*Fragmento*.
——

Santa Evita es la historia de un país latinoamericano autoengañado, que se imagina europeo, racional, civilizado, y amanece un día sin ilusiones, tan latinoamericano como El Salvador o Venezuela, más enloquecido porque jamás se creyó tan vulnerable, dolido de su amnesia porque debió recordar que también era el país de Facundo, de Rosas y de Arlt, tan brutalmente salvaje como sus militares torturadores, asesinos, destructores de familias, generaciones, profesiones enteras de argentinos.
Como la América Latina invade a la República Argentina, como los cabecitas negras van rodeando a la urbe parisina del Plata, así invadió Eva Duarte el corazón, la cabeza, las tripas, los sueños, las pesadillas de la Argentina. Alucinante novela gótica, perversa historia de amor, impresionante cuento de terror, alucinante, perversa, impresionante historia nacional à rebours, Santa Evita es todo eso y algo más.

——

*Datos para revisar*.

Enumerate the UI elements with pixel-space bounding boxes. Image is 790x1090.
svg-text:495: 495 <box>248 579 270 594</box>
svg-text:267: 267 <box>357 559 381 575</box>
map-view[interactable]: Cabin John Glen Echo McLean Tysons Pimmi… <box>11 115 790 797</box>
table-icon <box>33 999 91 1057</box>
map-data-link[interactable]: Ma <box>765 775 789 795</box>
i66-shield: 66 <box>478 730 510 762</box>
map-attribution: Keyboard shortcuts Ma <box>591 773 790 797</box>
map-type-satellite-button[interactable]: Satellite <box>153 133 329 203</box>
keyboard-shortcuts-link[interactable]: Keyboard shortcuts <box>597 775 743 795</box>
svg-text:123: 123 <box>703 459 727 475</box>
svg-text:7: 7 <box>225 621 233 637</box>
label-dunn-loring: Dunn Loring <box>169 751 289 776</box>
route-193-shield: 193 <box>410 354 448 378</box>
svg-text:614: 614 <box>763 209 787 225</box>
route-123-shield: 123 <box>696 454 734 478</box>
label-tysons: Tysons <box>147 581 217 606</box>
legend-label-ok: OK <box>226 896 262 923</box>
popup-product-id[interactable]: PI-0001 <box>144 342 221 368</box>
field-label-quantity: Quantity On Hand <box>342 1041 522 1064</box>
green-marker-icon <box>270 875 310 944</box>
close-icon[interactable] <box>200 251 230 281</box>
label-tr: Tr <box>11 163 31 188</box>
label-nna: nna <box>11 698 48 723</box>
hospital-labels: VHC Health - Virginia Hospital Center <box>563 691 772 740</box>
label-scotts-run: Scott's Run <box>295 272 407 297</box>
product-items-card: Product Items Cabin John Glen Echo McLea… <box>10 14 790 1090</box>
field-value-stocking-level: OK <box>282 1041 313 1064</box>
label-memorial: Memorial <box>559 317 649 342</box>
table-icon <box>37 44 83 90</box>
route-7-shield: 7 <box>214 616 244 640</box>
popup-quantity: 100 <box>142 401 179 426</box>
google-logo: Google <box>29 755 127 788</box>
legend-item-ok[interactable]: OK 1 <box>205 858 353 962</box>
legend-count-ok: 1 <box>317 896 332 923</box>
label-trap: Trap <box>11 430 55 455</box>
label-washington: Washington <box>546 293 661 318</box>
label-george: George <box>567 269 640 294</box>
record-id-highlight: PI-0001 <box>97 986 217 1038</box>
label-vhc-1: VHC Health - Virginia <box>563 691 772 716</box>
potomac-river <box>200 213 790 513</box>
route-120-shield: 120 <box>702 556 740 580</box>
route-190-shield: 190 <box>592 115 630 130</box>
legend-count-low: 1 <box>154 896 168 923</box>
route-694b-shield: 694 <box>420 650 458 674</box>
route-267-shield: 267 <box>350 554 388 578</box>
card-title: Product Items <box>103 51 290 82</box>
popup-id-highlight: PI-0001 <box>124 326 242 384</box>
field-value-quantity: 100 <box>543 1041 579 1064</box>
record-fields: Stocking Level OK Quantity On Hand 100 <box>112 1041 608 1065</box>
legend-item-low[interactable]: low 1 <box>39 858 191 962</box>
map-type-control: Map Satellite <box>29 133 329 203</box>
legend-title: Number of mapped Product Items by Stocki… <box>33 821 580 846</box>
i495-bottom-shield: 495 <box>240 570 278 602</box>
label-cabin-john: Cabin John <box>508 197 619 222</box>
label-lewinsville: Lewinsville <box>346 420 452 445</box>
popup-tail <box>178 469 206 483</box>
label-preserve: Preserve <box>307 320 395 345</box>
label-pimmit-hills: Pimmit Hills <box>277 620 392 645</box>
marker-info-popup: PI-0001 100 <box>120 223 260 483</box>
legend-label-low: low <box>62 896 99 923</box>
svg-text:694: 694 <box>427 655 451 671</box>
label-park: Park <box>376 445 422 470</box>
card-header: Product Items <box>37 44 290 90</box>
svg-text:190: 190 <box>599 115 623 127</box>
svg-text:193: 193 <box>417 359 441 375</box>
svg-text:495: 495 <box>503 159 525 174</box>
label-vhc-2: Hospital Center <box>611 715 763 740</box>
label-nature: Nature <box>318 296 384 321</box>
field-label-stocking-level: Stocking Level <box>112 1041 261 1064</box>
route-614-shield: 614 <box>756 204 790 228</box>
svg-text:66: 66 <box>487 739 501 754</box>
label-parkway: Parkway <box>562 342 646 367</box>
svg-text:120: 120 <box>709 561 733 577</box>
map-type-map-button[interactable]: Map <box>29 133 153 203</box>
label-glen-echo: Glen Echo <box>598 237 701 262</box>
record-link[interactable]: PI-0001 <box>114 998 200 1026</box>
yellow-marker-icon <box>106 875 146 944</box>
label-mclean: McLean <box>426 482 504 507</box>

——

*Instrucciones*. Transcribe sin ningún cambio el fragmento sobre Santa Evita, comenzando por "Santa Evita es la" y continuando hasta "enteras de argentinos.". Las entradas no intervienen en esto.

*Respuesta*.
Santa Evita es la historia de un país latinoamericano autoengañado, que se imagina europeo, racional, civilizado, y amanece un día sin ilusiones, tan latinoamericano como El Salvador o Venezuela, más enloquecido porque jamás se creyó tan vulnerable, dolido de su amnesia porque debió recordar que también era el país de Facundo, de Rosas y de Arlt, tan brutalmente salvaje como sus militares torturadores, asesinos, destructores de familias, generaciones, profesiones enteras de argentinos.